**Required actions**:
1: Decide whether each of the following statements agrees with the issue thread on Spark node blacklisting under Kubernetes: (a) the issue has the status Resolved; (b) the description reports finding no references to scheduler.nodeBlacklist() in KubernetesClusterSchedulerBackend; (c) the thread says Yarn has no detection of bad nodes. Answer each with yes or no, quoting the deciding words of the thread.
2: Continue the issue thread on Spark node blacklisting under Kubernetes, starting after its final comment.

Details
-
New Feature
-
Status: Reopened
-
Major
-
Resolution: Unresolved
-
2.4.0, 3.0.0
-
None
-
None
Description
Spark's BlacklistTracker maintains a list of "bad nodes" which it will not use for running tasks (eg., because of bad hardware). When running in yarn, this blacklist is used to avoid ever allocating resources on blacklisted nodes: https://github.com/apache/spark/blob/e836c27ce011ca9aef822bef6320b4a7059ec343/resource-managers/yarn/src/main/scala/org/apache/spark/scheduler/cluster/YarnSchedulerBackend.scala#L128
I'm just beginning to poke around the kubernetes code, so apologies if this is incorrect – but I didn't see any references to scheduler.nodeBlacklist() in KubernetesClusterSchedulerBackend so it seems this is missing. Thought of this while looking at SPARK-19755, a similar issue on mesos.
Attachments
Issue Links
- is related to
-
SPARK-19755 Blacklist is always active for MesosCoarseGrainedSchedulerBackend. As result - scheduler cannot create an executor after some time.
- Resolved
-
SPARK-16630 Blacklist a node if executors won't launch on it.
- Resolved
Activity
I'm not sure if node blacklisting applies to Kubernetes. In the Kubernetes mode, executors run in containers that in turn run in Kubernetes pods scheduled to run on available cluster nodes by the Kubernetes scheduler. The Kubernetes Spark scheduler backend does not keep track of nor really care about which nodes the pods run on. This is a concern of the Kubernetes scheduler.
When an executor fails all cases are covered via handleDisconnectedExecutors which is scheduled at some rate and then it calls removeExecutor in CoarseGrainedSchedulerBackend which updates blacklist info. When we want to launch new executors, CoarseGrainedSchedulerBackend will terminate an executor that is already started on a blacklisted node. IMHO kubernetes spark scheduler should filter nodes and constraint where pods are launched on, as it knows already that some nodes are no option. For example this could be done with this feature, also relates to (https://github.com/kubernetes/kubernetes/issues/14573), in cases like where node problems appear.
The Kubernetes scheduler backend simply creates executor pods through the Kubernetes API server, and the pods are scheduled by the Kubernetes scheduler to run on the available nodes. The scheduler backend is not interested nor it should know about the mapping from pods to nodes. Affinity and anti-affinity, or taint and toleration can be used to influence pod scheduling. But it's the Kubernetes scheduler and Kubelets' responsibilities to keep track of node problems and avoid scheduling pods onto problematic nodes.
Does the scheduler know all the reasons an app might want to define a node as problematic and (blacklisted in our case)? Is there a pointer for the node problems ?
It seems to me that this is the reason taints are introduced (might be wrong).
Could kubelet detect the scenario for which blacklist was introduced anyway:
https://blog.cloudera.com/blog/2017/04/blacklisting-in-apache-spark/?
Yeah I don't think its safe to assume that its kubernetes responsibility to entirely figure out the equivalent of a spark application's internal blacklist. You can't guarantee that it'll detect hardware issues, and it also might be an issue which is specific to the spark application (eg. a missing jar).
Yarn has some basic detection of bad nodes as well, but we observed cases in production where one bad disk would effectively take out an entire application on a large cluster without spark's blacklisting, as you could have many task failures pile up very quickly.

**Information supplied**:
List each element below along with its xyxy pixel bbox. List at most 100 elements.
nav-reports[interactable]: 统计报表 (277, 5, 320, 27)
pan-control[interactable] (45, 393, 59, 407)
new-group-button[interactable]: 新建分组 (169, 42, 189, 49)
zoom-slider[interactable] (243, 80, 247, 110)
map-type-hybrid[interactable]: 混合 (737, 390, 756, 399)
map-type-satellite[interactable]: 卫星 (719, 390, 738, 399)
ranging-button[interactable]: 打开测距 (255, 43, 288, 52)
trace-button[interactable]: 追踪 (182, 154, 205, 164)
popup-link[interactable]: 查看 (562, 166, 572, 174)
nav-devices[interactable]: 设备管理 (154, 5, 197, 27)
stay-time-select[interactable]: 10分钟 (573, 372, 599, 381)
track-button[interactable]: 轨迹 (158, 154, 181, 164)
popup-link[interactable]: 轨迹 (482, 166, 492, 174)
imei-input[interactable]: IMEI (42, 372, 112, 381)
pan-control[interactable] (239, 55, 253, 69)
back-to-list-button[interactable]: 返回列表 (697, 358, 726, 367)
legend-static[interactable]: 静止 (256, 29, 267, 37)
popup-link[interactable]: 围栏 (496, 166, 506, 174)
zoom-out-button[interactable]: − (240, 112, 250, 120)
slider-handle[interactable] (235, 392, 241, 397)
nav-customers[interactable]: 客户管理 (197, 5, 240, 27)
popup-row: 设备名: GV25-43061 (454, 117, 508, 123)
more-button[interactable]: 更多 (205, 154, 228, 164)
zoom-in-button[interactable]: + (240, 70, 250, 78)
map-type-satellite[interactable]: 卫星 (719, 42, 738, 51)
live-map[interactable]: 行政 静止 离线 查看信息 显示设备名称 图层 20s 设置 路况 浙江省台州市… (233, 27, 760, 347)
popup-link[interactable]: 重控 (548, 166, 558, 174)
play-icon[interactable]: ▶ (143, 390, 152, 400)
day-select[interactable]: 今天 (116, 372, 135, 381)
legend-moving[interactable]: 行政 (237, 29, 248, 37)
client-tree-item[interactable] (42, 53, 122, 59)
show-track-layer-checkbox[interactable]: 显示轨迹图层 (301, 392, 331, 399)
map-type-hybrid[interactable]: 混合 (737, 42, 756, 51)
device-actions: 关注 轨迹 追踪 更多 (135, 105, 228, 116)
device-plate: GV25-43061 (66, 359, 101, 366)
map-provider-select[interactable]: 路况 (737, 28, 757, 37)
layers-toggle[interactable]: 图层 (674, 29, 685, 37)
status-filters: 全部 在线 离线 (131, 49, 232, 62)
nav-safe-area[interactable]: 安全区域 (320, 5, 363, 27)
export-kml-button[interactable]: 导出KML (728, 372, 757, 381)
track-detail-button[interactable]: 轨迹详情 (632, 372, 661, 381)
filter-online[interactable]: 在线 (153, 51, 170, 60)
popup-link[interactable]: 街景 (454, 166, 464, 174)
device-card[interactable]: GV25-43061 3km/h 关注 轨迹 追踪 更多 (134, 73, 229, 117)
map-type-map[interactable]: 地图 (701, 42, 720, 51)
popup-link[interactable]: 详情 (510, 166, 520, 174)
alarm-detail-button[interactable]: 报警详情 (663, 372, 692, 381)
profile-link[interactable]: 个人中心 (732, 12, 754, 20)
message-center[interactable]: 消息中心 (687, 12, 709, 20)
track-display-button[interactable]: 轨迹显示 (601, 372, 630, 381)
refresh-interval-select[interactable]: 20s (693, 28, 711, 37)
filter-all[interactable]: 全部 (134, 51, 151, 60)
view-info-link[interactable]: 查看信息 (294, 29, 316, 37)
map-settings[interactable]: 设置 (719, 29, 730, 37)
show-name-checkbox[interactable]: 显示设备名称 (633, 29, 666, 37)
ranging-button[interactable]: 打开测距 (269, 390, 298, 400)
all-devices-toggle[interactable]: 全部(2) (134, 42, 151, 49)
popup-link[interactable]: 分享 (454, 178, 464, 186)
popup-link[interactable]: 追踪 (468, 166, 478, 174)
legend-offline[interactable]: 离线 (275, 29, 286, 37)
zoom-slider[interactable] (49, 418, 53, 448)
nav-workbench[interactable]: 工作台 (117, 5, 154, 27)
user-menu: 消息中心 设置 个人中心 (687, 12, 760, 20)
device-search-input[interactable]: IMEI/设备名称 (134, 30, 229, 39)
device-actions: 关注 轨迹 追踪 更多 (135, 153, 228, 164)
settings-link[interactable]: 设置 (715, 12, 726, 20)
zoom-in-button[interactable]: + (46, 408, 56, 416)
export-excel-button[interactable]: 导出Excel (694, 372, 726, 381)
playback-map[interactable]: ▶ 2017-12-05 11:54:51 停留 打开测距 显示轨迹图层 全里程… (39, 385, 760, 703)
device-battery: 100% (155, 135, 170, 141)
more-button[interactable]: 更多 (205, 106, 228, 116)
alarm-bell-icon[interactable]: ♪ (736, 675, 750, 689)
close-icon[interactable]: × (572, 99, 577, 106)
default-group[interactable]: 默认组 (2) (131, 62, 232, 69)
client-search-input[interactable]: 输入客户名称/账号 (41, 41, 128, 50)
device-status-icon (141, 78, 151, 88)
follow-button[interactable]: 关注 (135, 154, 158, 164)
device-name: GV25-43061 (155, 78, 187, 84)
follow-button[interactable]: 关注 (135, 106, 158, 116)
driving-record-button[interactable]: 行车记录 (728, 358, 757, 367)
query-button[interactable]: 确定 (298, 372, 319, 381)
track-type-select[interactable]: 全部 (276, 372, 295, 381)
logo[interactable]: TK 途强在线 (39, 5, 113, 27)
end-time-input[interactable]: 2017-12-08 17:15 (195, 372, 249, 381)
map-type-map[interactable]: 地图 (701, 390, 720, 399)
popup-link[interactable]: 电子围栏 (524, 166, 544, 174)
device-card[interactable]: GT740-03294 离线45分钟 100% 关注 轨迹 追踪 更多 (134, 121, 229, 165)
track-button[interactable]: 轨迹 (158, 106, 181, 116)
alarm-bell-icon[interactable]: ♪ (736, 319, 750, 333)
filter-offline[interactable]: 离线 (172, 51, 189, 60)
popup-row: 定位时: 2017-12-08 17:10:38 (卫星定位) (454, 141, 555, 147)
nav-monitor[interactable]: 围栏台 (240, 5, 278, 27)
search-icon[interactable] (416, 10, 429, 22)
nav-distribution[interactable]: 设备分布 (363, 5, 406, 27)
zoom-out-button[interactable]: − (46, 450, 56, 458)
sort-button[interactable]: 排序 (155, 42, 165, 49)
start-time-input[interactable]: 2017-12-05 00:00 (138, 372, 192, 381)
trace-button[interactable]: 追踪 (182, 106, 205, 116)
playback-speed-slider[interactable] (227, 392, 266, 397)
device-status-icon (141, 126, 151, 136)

**Written responses**:
1:
(a) No: "Status: Reopened"
(b) Yes: "I didn't see any references to scheduler.nodeBlacklist() in KubernetesClusterSchedulerBackend"
(c) No: "Yarn has some basic detection of bad nodes as well"

2:
That said, the existing blacklist implementation in spark already handles that case, even without the extra handling I'm proposing here. The spark app would still have its own node blacklist, and would avoid scheduling tasks on that node.
However, this is suboptimal because spark isn't really getting as many resources as it should. Eg., it would request 10 executors, kubernetes hands it 10, but really spark can only use 8 of them because 2 live on a node that is blacklisted.
I don't think this can be directly handled with taints, if I understand correctly. I assume applying a taint is an admin level thing? that would mean a spark app couldn't dynamically apply a taint when it discovers a problem on a node (and really, it probably shouldn't be able to, as it shouldn't trust an arbitrary user). Furthermore, it doesn't allow it to be application specific – blacklisting is really just a heuristic, and you probably do not want it to be applied across applications. Its not clear what you'd do with multiple apps each with their own blacklist, as nodes go into the blacklist and then move out of the blacklist at different times from each app.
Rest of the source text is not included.